── EXERCISE MATERIAL ──

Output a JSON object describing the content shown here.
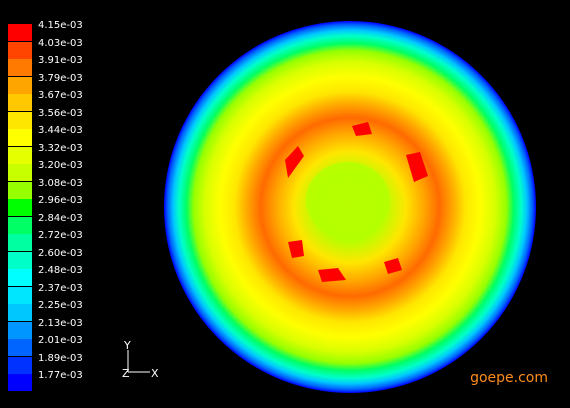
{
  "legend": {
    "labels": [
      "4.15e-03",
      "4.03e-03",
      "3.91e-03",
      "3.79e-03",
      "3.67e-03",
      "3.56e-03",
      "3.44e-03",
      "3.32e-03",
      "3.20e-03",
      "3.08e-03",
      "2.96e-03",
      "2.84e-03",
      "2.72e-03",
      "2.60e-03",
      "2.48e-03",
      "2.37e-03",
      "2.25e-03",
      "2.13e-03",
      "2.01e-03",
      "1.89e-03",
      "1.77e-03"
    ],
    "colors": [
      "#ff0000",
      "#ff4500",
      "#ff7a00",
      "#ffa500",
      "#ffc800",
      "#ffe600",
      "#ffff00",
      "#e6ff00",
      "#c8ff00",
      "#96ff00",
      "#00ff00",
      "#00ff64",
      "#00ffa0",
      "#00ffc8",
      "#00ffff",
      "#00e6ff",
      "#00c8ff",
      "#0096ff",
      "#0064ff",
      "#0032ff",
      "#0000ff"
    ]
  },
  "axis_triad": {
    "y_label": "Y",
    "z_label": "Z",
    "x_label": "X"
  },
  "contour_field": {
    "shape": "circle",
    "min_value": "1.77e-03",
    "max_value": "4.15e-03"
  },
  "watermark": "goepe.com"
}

───

Reproduce every entry word for word, but skip any pictures.

• FINISHED EXERCISE:
Output a JSON object describing the content shown here.
{
  "legend": {
    "labels": [
      "4.15e-03",
      "4.03e-03",
      "3.91e-03",
      "3.79e-03",
      "3.67e-03",
      "3.56e-03",
      "3.44e-03",
      "3.32e-03",
      "3.20e-03",
      "3.08e-03",
      "2.96e-03",
      "2.84e-03",
      "2.72e-03",
      "2.60e-03",
      "2.48e-03",
      "2.37e-03",
      "2.25e-03",
      "2.13e-03",
      "2.01e-03",
      "1.89e-03",
      "1.77e-03"
    ],
    "colors": [
      "#ff0000",
      "#ff4500",
      "#ff7a00",
      "#ffa500",
      "#ffc800",
      "#ffe600",
      "#ffff00",
      "#e6ff00",
      "#c8ff00",
      "#96ff00",
      "#00ff00",
      "#00ff64",
      "#00ffa0",
      "#00ffc8",
      "#00ffff",
      "#00e6ff",
      "#00c8ff",
      "#0096ff",
      "#0064ff",
      "#0032ff",
      "#0000ff"
    ]
  },
  "axis_triad": {
    "y_label": "Y",
    "z_label": "Z",
    "x_label": "X"
  },
  "contour_field": {
    "shape": "circle",
    "min_value": "1.77e-03",
    "max_value": "4.15e-03"
  },
  "watermark": "goepe.com"
}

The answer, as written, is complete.